━━━━━ GEGEVENSRIJEN

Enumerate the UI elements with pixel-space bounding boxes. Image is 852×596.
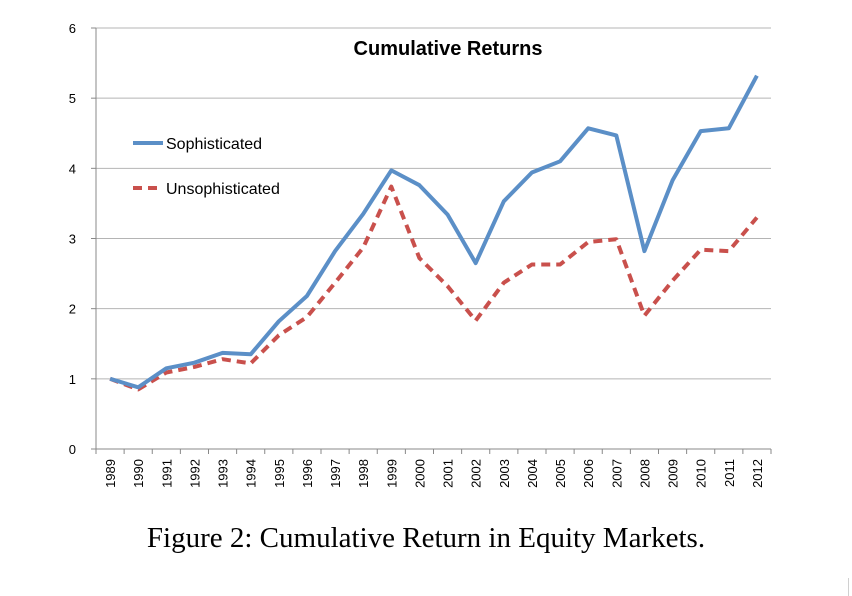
- y-tick-labels: 0 1 2 3 4 5 6: [69, 21, 76, 457]
- series-line-sophisticated: [109, 74, 759, 390]
- x-tick-labels: 1989 1990 1991 1992 1993 1994 1995 1996 1997 1998…: [103, 459, 765, 488]
- page-edge-divider: [848, 578, 849, 596]
- y-tick-label: 6: [69, 21, 76, 36]
- x-tick-label: 1995: [272, 459, 287, 488]
- x-tick-label: 1998: [356, 459, 371, 488]
- y-tick-label: 1: [69, 372, 76, 387]
- x-tick-label: 1989: [103, 459, 118, 488]
- y-tick-label: 4: [69, 161, 76, 176]
- legend: Sophisticated Unsophisticated: [133, 136, 280, 198]
- y-tick-label: 3: [69, 232, 76, 247]
- legend-label-sophisticated: Sophisticated: [166, 136, 262, 153]
- y-tick-label: 5: [69, 91, 76, 106]
- x-tick-label: 1990: [131, 459, 146, 488]
- series: [109, 74, 759, 392]
- x-tick-label: 2001: [441, 459, 456, 488]
- x-tick-label: 1992: [187, 459, 202, 488]
- x-tick-label: 1999: [384, 459, 399, 488]
- x-tick-label: 2009: [666, 459, 681, 488]
- chart-title: Cumulative Returns: [354, 38, 543, 60]
- axes: [91, 27, 772, 454]
- x-tick-label: 1991: [159, 459, 174, 488]
- series-line-unsophisticated: [109, 184, 759, 392]
- grid: [96, 27, 771, 380]
- x-tick-label: 2011: [722, 459, 737, 487]
- x-tick-label: 1993: [216, 459, 231, 488]
- x-tick-label: 2002: [469, 459, 484, 488]
- figure-caption: Figure 2: Cumulative Return in Equity Ma…: [146, 522, 706, 554]
- y-tick-label: 2: [69, 302, 76, 317]
- x-tick-label: 2004: [525, 459, 540, 488]
- x-tick-label: 2005: [553, 459, 568, 488]
- x-tick-label: 1996: [300, 459, 315, 488]
- chart: 0 1 2 3 4 5 6 1989 1990 1991 1992 1993 1994 1995 1996…: [69, 21, 772, 488]
- x-tick-label: 2006: [581, 459, 596, 488]
- x-tick-label: 2008: [637, 459, 652, 488]
- x-tick-label: 2010: [694, 459, 709, 488]
- x-tick-label: 2000: [412, 459, 427, 488]
- legend-label-unsophisticated: Unsophisticated: [166, 181, 280, 198]
- x-tick-label: 1994: [244, 459, 259, 488]
- x-tick-label: 2003: [497, 459, 512, 488]
- y-tick-label: 0: [69, 442, 76, 457]
- x-tick-label: 2012: [750, 459, 765, 488]
- x-tick-label: 2007: [609, 459, 624, 488]
- x-tick-label: 1997: [328, 459, 343, 488]
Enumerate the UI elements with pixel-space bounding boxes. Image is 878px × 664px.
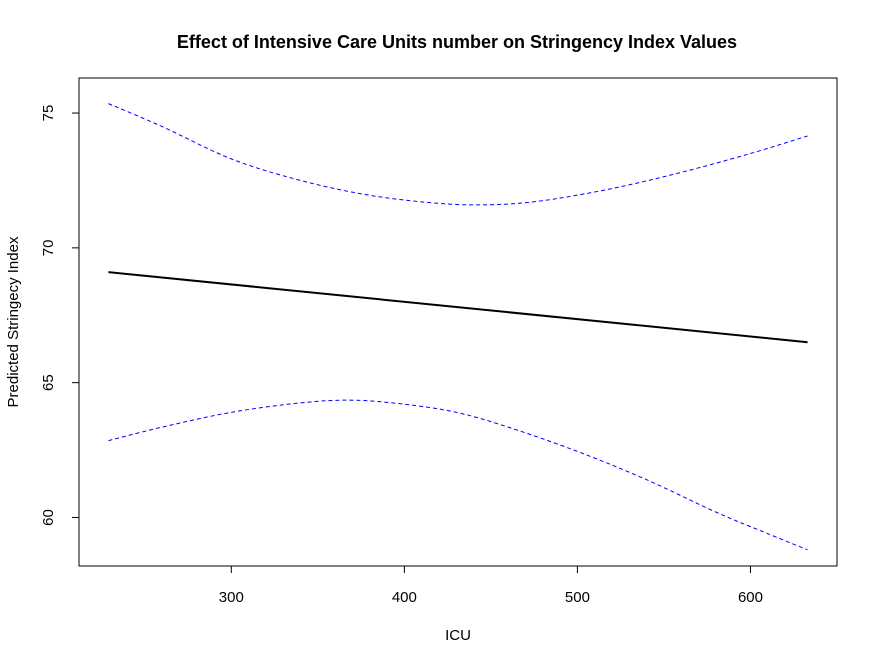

━━━━━━━━━━

* [DE OPDRACHT]:
Citeer alle gegevens hierboven letterlijk en laat de afbeeldingen daarbij alsjeblieft weg.

* [HET ANTWOORD]:
Enumerate the UI elements with pixel-space bounding boxes. Image is 852×596.
- y-tick-labels: 0 1 2 3 4 5 6: [69, 21, 76, 457]
- series-line-sophisticated: [109, 74, 759, 390]
- x-tick-labels: 1989 1990 1991 1992 1993 1994 1995 1996 1997 1998…: [103, 459, 765, 488]
- page-edge-divider: [848, 578, 849, 596]
- y-tick-label: 6: [69, 21, 76, 36]
- x-tick-label: 1995: [272, 459, 287, 488]
- x-tick-label: 1998: [356, 459, 371, 488]
- y-tick-label: 1: [69, 372, 76, 387]
- x-tick-label: 1989: [103, 459, 118, 488]
- y-tick-label: 4: [69, 161, 76, 176]
- legend: Sophisticated Unsophisticated: [133, 136, 280, 198]
- y-tick-label: 3: [69, 232, 76, 247]
- legend-label-sophisticated: Sophisticated: [166, 136, 262, 153]
- y-tick-label: 5: [69, 91, 76, 106]
- x-tick-label: 1990: [131, 459, 146, 488]
- series: [109, 74, 759, 392]
- x-tick-label: 2001: [441, 459, 456, 488]
- x-tick-label: 1992: [187, 459, 202, 488]
- x-tick-label: 1999: [384, 459, 399, 488]
- x-tick-label: 2009: [666, 459, 681, 488]
- chart-title: Cumulative Returns: [354, 38, 543, 60]
- axes: [91, 27, 772, 454]
- x-tick-label: 1991: [159, 459, 174, 488]
- series-line-unsophisticated: [109, 184, 759, 392]
- grid: [96, 27, 771, 380]
- x-tick-label: 2011: [722, 459, 737, 487]
- x-tick-label: 1993: [216, 459, 231, 488]
- x-tick-label: 2002: [469, 459, 484, 488]
- figure-caption: Figure 2: Cumulative Return in Equity Ma…: [146, 522, 706, 554]
- y-tick-label: 2: [69, 302, 76, 317]
- x-tick-label: 2004: [525, 459, 540, 488]
- x-tick-label: 2005: [553, 459, 568, 488]
- x-tick-label: 1996: [300, 459, 315, 488]
- chart: 0 1 2 3 4 5 6 1989 1990 1991 1992 1993 1994 1995 1996…: [69, 21, 772, 488]
- x-tick-label: 2006: [581, 459, 596, 488]
- x-tick-label: 2008: [637, 459, 652, 488]
- x-tick-label: 2010: [694, 459, 709, 488]
- x-tick-label: 2000: [412, 459, 427, 488]
- legend-label-unsophisticated: Unsophisticated: [166, 181, 280, 198]
- x-tick-label: 1994: [244, 459, 259, 488]
- x-tick-label: 2003: [497, 459, 512, 488]
- y-tick-label: 0: [69, 442, 76, 457]
- x-tick-label: 2012: [750, 459, 765, 488]
- x-tick-label: 2007: [609, 459, 624, 488]
- x-tick-label: 1997: [328, 459, 343, 488]
Enumerate the UI elements with pixel-space bounding boxes. Image is 878px × 664px.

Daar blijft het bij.